Start

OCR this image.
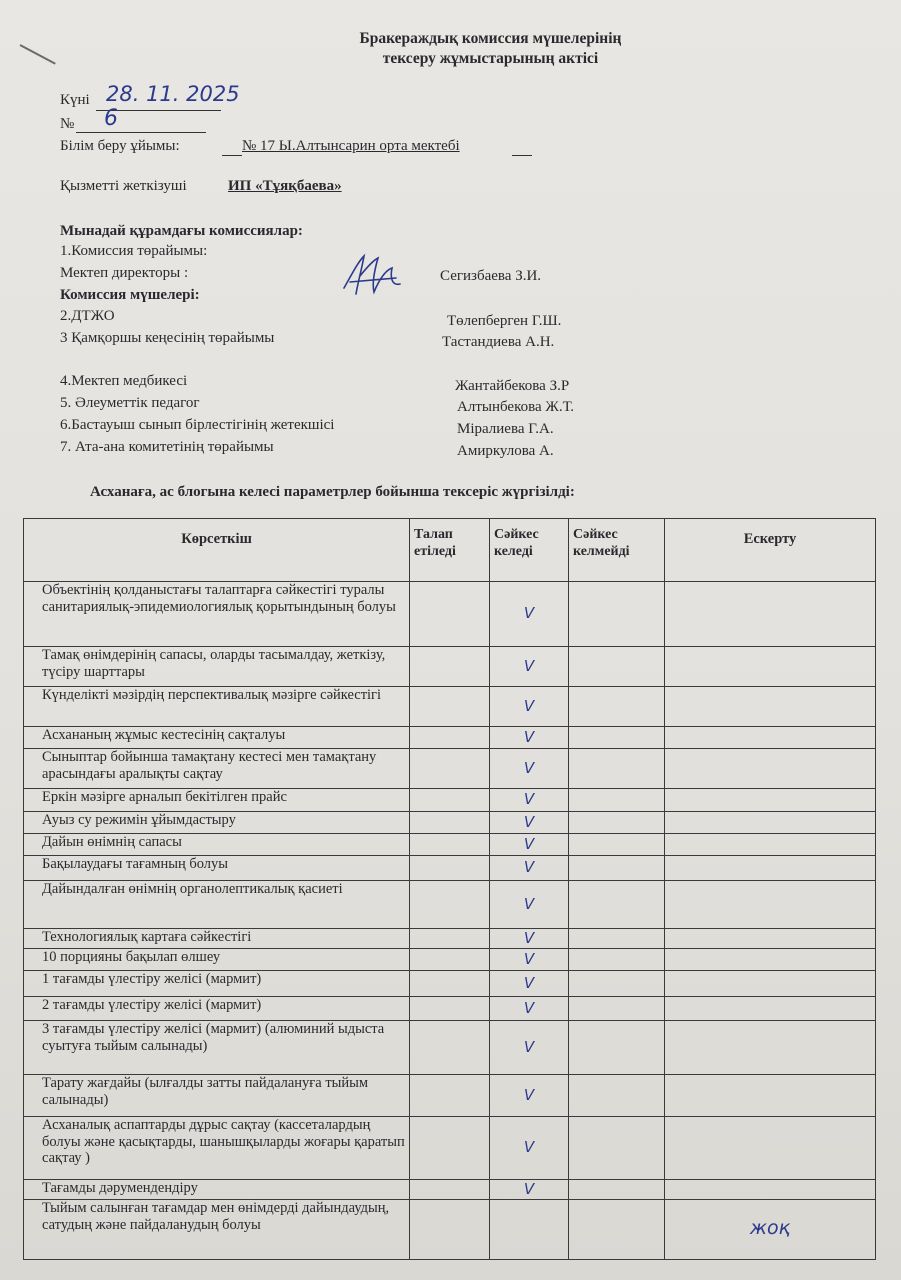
Бракераждық комиссия мүшелерінің
тексеру жұмыстарының актісі
Күні 28. 11. 2025
№ 6
Білім беру ұйымы:	№ 17 Ы.Алтынсарин орта мектебі
Қызметті жеткізуші	ИП «Тұяқбаева»
Мынадай құрамдағы комиссиялар:
1.Комиссия төрайымы:
Мектеп директоры :	Сегизбаева З.И.
Комиссия мүшелері:
2.ДТЖО	Төлепберген Г.Ш.
3 Қамқоршы кеңесінің төрайымы	Тастандиева А.Н.
4.Мектеп медбикесі	Жантайбекова З.Р
5. Әлеуметтік педагог	Алтынбекова Ж.Т.
6.Бастауыш сынып бірлестігінің жетекшісі	Міралиева Г.А.
7. Ата-ана комитетінің төрайымы	Амиркулова А.
Асханаға, ас блогына келесі параметрлер бойынша тексеріс жүргізілді:
Көрсеткіш	Талап етіледі	Сәйкес келеді	Сәйкес келмейді	Ескерту
Объектінің қолданыстағы талаптарға сәйкестігі туралы санитариялық-эпидемиологиялық қорытындының болуы		V		
Тамақ өнімдерінің сапасы, оларды тасымалдау, жеткізу, түсіру шарттары		V		
Күнделікті мәзірдің перспективалық мәзірге сәйкестігі		V		
Асхананың жұмыс кестесінің сақталуы		V		
Сыныптар бойынша тамақтану кестесі мен тамақтану арасындағы аралықты сақтау		V		
Еркін мәзірге арналып бекітілген прайс		V		
Ауыз су режимін ұйымдастыру		V		
Дайын өнімнің сапасы		V		
Бақылаудағы тағамның болуы		V		
Дайындалған өнімнің органолептикалық қасиеті		V		
Технологиялық картаға сәйкестігі		V		
10 порцияны бақылап өлшеу		V		
1 тағамды үлестіру желісі (мармит)		V		
2 тағамды үлестіру желісі (мармит)		V		
3 тағамды үлестіру желісі (мармит) (алюминий ыдыста суытуға тыйым салынады)		V		
Тарату жағдайы (ылғалды затты пайдалануға тыйым салынады)		V		
Асханалық аспаптарды дұрыс сақтау (кассеталардың болуы және қасықтарды, шанышқыларды жоғары қаратып сақтау )		V		
Тағамды дәрумендендіру		V		
Тыйым салынған тағамдар мен өнімдерді дайындаудың, сатудың және пайдаланудың болуы				жоқ
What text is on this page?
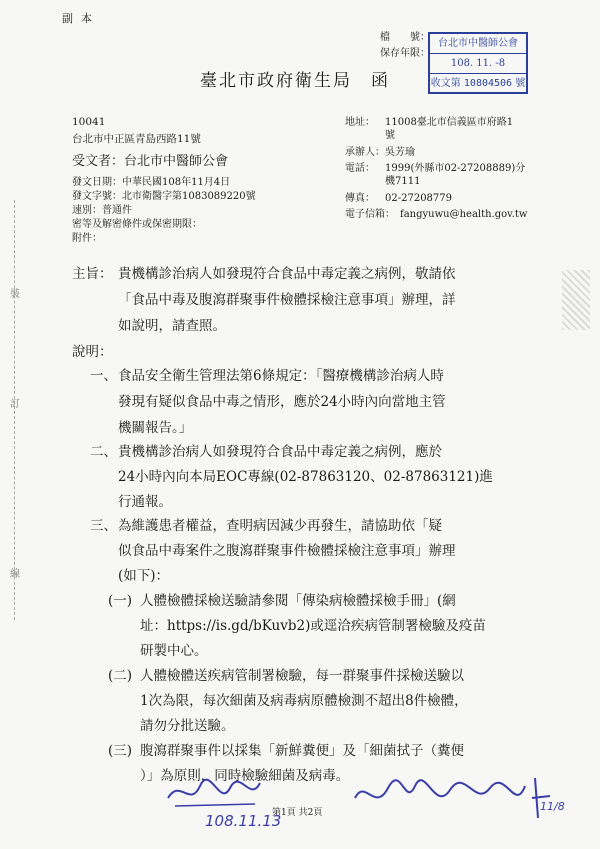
副本
檔　　號：
保存年限：
台北市中醫師公會
108. 11. -8
收文第 10804506 號
臺北市政府衛生局　函
10041
台北市中正區青島西路11號
受文者：台北市中醫師公會
發文日期：中華民國108年11月4日
發文字號：北市衛醫字第1083089220號
速別：普通件
密等及解密條件或保密期限：
附件：
地址： 11008臺北市信義區市府路1
號
承辦人：吳芳瑜
電話： 1999(外縣市02-27208889)分
機7111
傳真： 02-27208779
電子信箱： fangyuwu@health.gov.tw
裝
訂
線
主旨： 貴機構診治病人如發現符合食品中毒定義之病例，敬請依
「食品中毒及腹瀉群聚事件檢體採檢注意事項」辦理，詳
如說明，請查照。
說明：
一、 食品安全衛生管理法第6條規定：「醫療機構診治病人時
發現有疑似食品中毒之情形，應於24小時內向當地主管
機關報告。」
二、 貴機構診治病人如發現符合食品中毒定義之病例，應於
24小時內向本局EOC專線(02-87863120、02-87863121)進
行通報。
三、 為維護患者權益，查明病因減少再發生，請協助依「疑
似食品中毒案件之腹瀉群聚事件檢體採檢注意事項」辦理
(如下)：
(一) 人體檢體採檢送驗請參閱「傳染病檢體採檢手冊」(網
址：https://is.gd/bKuvb2)或逕洽疾病管制署檢驗及疫苗
研製中心。
(二) 人體檢體送疾病管制署檢驗，每一群聚事件採檢送驗以
1次為限，每次細菌及病毒病原體檢測不超出8件檢體，
請勿分批送驗。
(三) 腹瀉群聚事件以採集「新鮮糞便」及「細菌拭子（糞便
）」為原則，同時檢驗細菌及病毒。
第1頁 共2頁
108.11.13
11/8
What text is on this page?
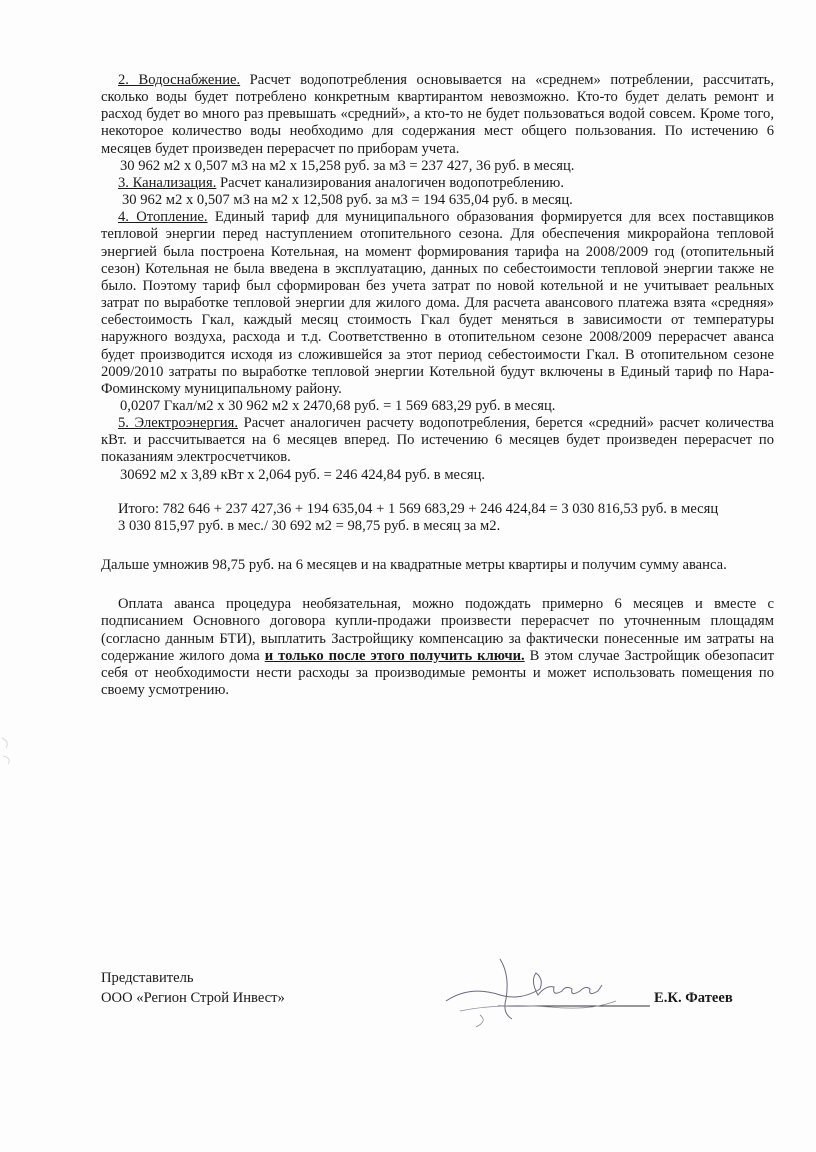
2. Водоснабжение. Расчет водопотребления основывается на «среднем» потреблении, рассчитать, сколько воды будет потреблено конкретным квартирантом невозможно. Кто-то будет делать ремонт и расход будет во много раз превышать «средний», а кто-то не будет пользоваться водой совсем. Кроме того, некоторое количество воды необходимо для содержания мест общего пользования. По истечению 6 месяцев будет произведен перерасчет по приборам учета.

30 962 м2 х 0,507 м3 на м2 х 15,258 руб. за м3 = 237 427, 36 руб. в месяц.

3. Канализация. Расчет канализирования аналогичен водопотреблению.

30 962 м2 х 0,507 м3 на м2 х 12,508 руб. за м3 = 194 635,04 руб. в месяц.

4. Отопление. Единый тариф для муниципального образования формируется для всех поставщиков тепловой энергии перед наступлением отопительного сезона. Для обеспечения микрорайона тепловой энергией была построена Котельная, на момент формирования тарифа на 2008/2009 год (отопительный сезон) Котельная не была введена в эксплуатацию, данных по себестоимости тепловой энергии также не было. Поэтому тариф был сформирован без учета затрат по новой котельной и не учитывает реальных затрат по выработке тепловой энергии для жилого дома. Для расчета авансового платежа взята «средняя» себестоимость Гкал, каждый месяц стоимость Гкал будет меняться в зависимости от температуры наружного воздуха, расхода и т.д. Соответственно в отопительном сезоне 2008/2009 перерасчет аванса будет производится исходя из сложившейся за этот период себестоимости Гкал. В отопительном сезоне 2009/2010 затраты по выработке тепловой энергии Котельной будут включены в Единый тариф по Нара-Фоминскому муниципальному району.

0,0207 Гкал/м2 х 30 962 м2 х 2470,68 руб. = 1 569 683,29 руб. в месяц.

5. Электроэнергия. Расчет аналогичен расчету водопотребления, берется «средний» расчет количества кВт. и рассчитывается на 6 месяцев вперед. По истечению 6 месяцев будет произведен перерасчет по показаниям электросчетчиков.

30692 м2 х 3,89 кВт х 2,064 руб. = 246 424,84 руб. в месяц.

Итого: 782 646 + 237 427,36 + 194 635,04 + 1 569 683,29 + 246 424,84 = 3 030 816,53 руб. в месяц

3 030 815,97 руб. в мес./ 30 692 м2 = 98,75 руб. в месяц за м2.

Дальше умножив 98,75 руб. на 6 месяцев и на квадратные метры квартиры и получим сумму аванса.

Оплата аванса процедура необязательная, можно подождать примерно 6 месяцев и вместе с подписанием Основного договора купли-продажи произвести перерасчет по уточненным площадям (согласно данным БТИ), выплатить Застройщику компенсацию за фактически понесенные им затраты на содержание жилого дома и только после этого получить ключи. В этом случае Застройщик обезопасит себя от необходимости нести расходы за производимые ремонты и может использовать помещения по своему усмотрению.

Представитель
ООО «Регион Строй Инвест»	Е.К. Фатеев
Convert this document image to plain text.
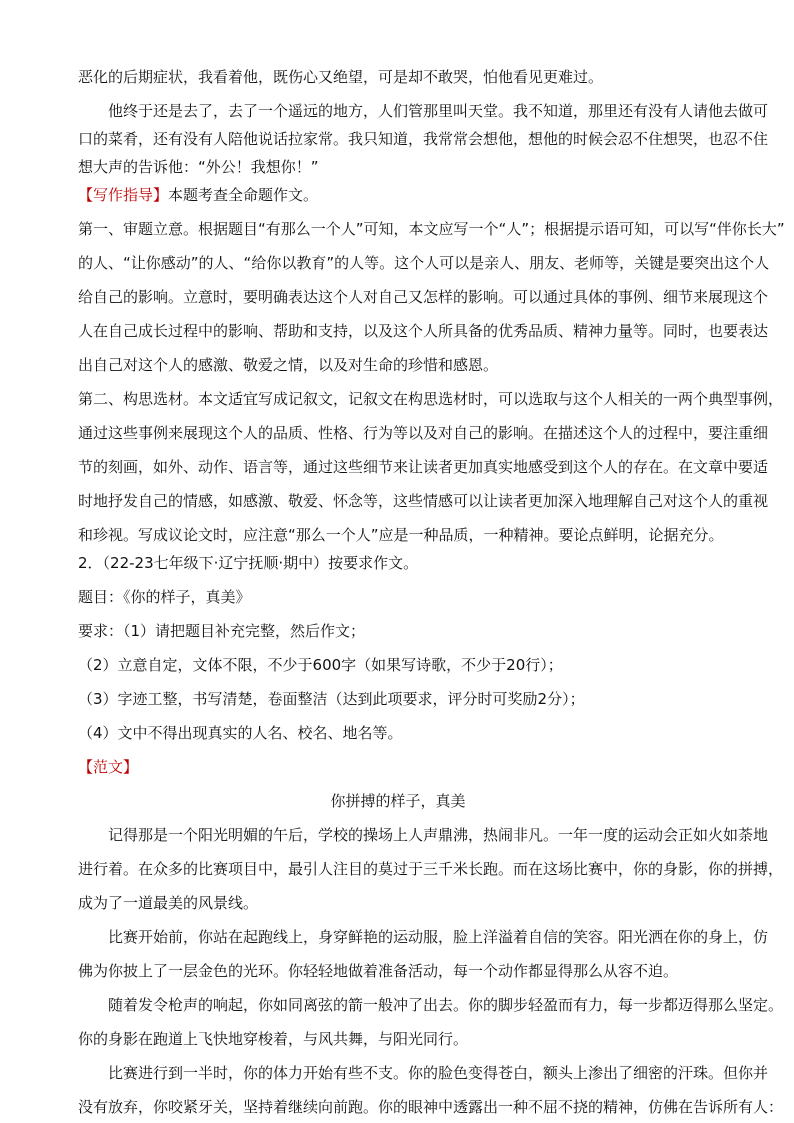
恶化的后期症状，我看着他，既伤心又绝望，可是却不敢哭，怕他看见更难过。
他终于还是去了，去了一个遥远的地方，人们管那里叫天堂。我不知道，那里还有没有人请他去做可
口的菜肴，还有没有人陪他说话拉家常。我只知道，我常常会想他，想他的时候会忍不住想哭，也忍不住
想大声的告诉他：“外公！我想你！”
【写作指导】本题考查全命题作文。
第一、审题立意。根据题目“有那么一个人”可知，本文应写一个“人”；根据提示语可知，可以写“伴你长大”
的人、“让你感动”的人、“给你以教育”的人等。这个人可以是亲人、朋友、老师等，关键是要突出这个人
给自己的影响。立意时，要明确表达这个人对自己又怎样的影响。可以通过具体的事例、细节来展现这个
人在自己成长过程中的影响、帮助和支持，以及这个人所具备的优秀品质、精神力量等。同时，也要表达
出自己对这个人的感激、敬爱之情，以及对生命的珍惜和感恩。
第二、构思选材。本文适宜写成记叙文，记叙文在构思选材时，可以选取与这个人相关的一两个典型事例，
通过这些事例来展现这个人的品质、性格、行为等以及对自己的影响。在描述这个人的过程中，要注重细
节的刻画，如外、动作、语言等，通过这些细节来让读者更加真实地感受到这个人的存在。在文章中要适
时地抒发自己的情感，如感激、敬爱、怀念等，这些情感可以让读者更加深入地理解自己对这个人的重视
和珍视。写成议论文时，应注意“那么一个人”应是一种品质，一种精神。要论点鲜明，论据充分。
2．（22-23七年级下·辽宁抚顺·期中）按要求作文。
题目：《你的样子，真美》
要求：（1）请把题目补充完整，然后作文；
（2）立意自定，文体不限，不少于600字（如果写诗歌，不少于20行）；
（3）字迹工整，书写清楚，卷面整洁（达到此项要求，评分时可奖励2分）；
（4）文中不得出现真实的人名、校名、地名等。
【范文】
你拼搏的样子，真美
记得那是一个阳光明媚的午后，学校的操场上人声鼎沸，热闹非凡。一年一度的运动会正如火如荼地
进行着。在众多的比赛项目中，最引人注目的莫过于三千米长跑。而在这场比赛中，你的身影，你的拼搏，
成为了一道最美的风景线。
比赛开始前，你站在起跑线上，身穿鲜艳的运动服，脸上洋溢着自信的笑容。阳光洒在你的身上，仿
佛为你披上了一层金色的光环。你轻轻地做着准备活动，每一个动作都显得那么从容不迫。
随着发令枪声的响起，你如同离弦的箭一般冲了出去。你的脚步轻盈而有力，每一步都迈得那么坚定。
你的身影在跑道上飞快地穿梭着，与风共舞，与阳光同行。
比赛进行到一半时，你的体力开始有些不支。你的脸色变得苍白，额头上渗出了细密的汗珠。但你并
没有放弃，你咬紧牙关，坚持着继续向前跑。你的眼神中透露出一种不屈不挠的精神，仿佛在告诉所有人：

End

▶ _WRITTEN TASK_: Lines that include the word "мармит" are to be extracted from the data above.

▶ _ANSWER TO THIS PROBLEM_:
1 тағамды үлестіру желісі (мармит)		V		
2 тағамды үлестіру желісі (мармит)		V		
3 тағамды үлестіру желісі (мармит) (алюминий ыдыста суытуға тыйым салынады)		V		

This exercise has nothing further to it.